TO BE DONE: Reproduce all the entries exactly and keep the pictures out.

── EXERCISE INPUT

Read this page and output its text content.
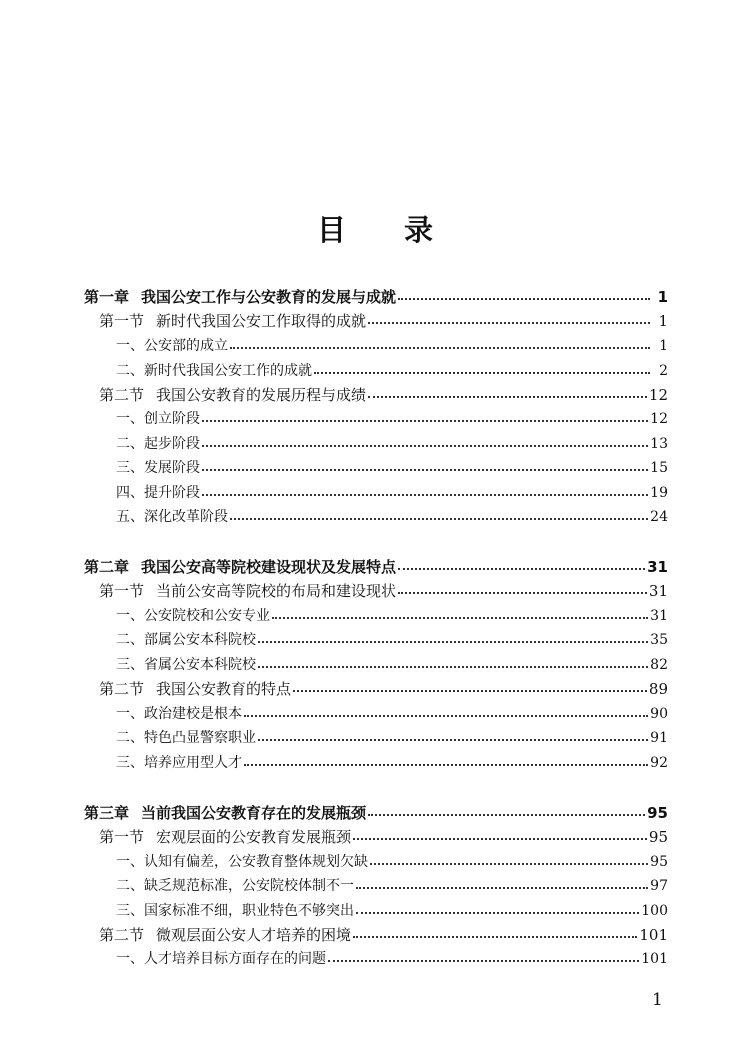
目 录
第一章 我国公安工作与公安教育的发展与成就	1
第一节 新时代我国公安工作取得的成就	1
一、公安部的成立	1
二、新时代我国公安工作的成就	2
第二节 我国公安教育的发展历程与成绩	12
一、创立阶段	12
二、起步阶段	13
三、发展阶段	15
四、提升阶段	19
五、深化改革阶段	24
第二章 我国公安高等院校建设现状及发展特点	31
第一节 当前公安高等院校的布局和建设现状	31
一、公安院校和公安专业	31
二、部属公安本科院校	35
三、省属公安本科院校	82
第二节 我国公安教育的特点	89
一、政治建校是根本	90
二、特色凸显警察职业	91
三、培养应用型人才	92
第三章 当前我国公安教育存在的发展瓶颈	95
第一节 宏观层面的公安教育发展瓶颈	95
一、认知有偏差，公安教育整体规划欠缺	95
二、缺乏规范标准，公安院校体制不一	97
三、国家标准不细，职业特色不够突出	100
第二节 微观层面公安人才培养的困境	101
一、人才培养目标方面存在的问题	101
1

────

RIGHT ANSWER:
Read this page and output its text content.
目 录
第一章 我国公安工作与公安教育的发展与成就	1
第一节 新时代我国公安工作取得的成就	1
一、公安部的成立	1
二、新时代我国公安工作的成就	2
第二节 我国公安教育的发展历程与成绩	12
一、创立阶段	12
二、起步阶段	13
三、发展阶段	15
四、提升阶段	19
五、深化改革阶段	24
第二章 我国公安高等院校建设现状及发展特点	31
第一节 当前公安高等院校的布局和建设现状	31
一、公安院校和公安专业	31
二、部属公安本科院校	35
三、省属公安本科院校	82
第二节 我国公安教育的特点	89
一、政治建校是根本	90
二、特色凸显警察职业	91
三、培养应用型人才	92
第三章 当前我国公安教育存在的发展瓶颈	95
第一节 宏观层面的公安教育发展瓶颈	95
一、认知有偏差，公安教育整体规划欠缺	95
二、缺乏规范标准，公安院校体制不一	97
三、国家标准不细，职业特色不够突出	100
第二节 微观层面公安人才培养的困境	101
一、人才培养目标方面存在的问题	101
1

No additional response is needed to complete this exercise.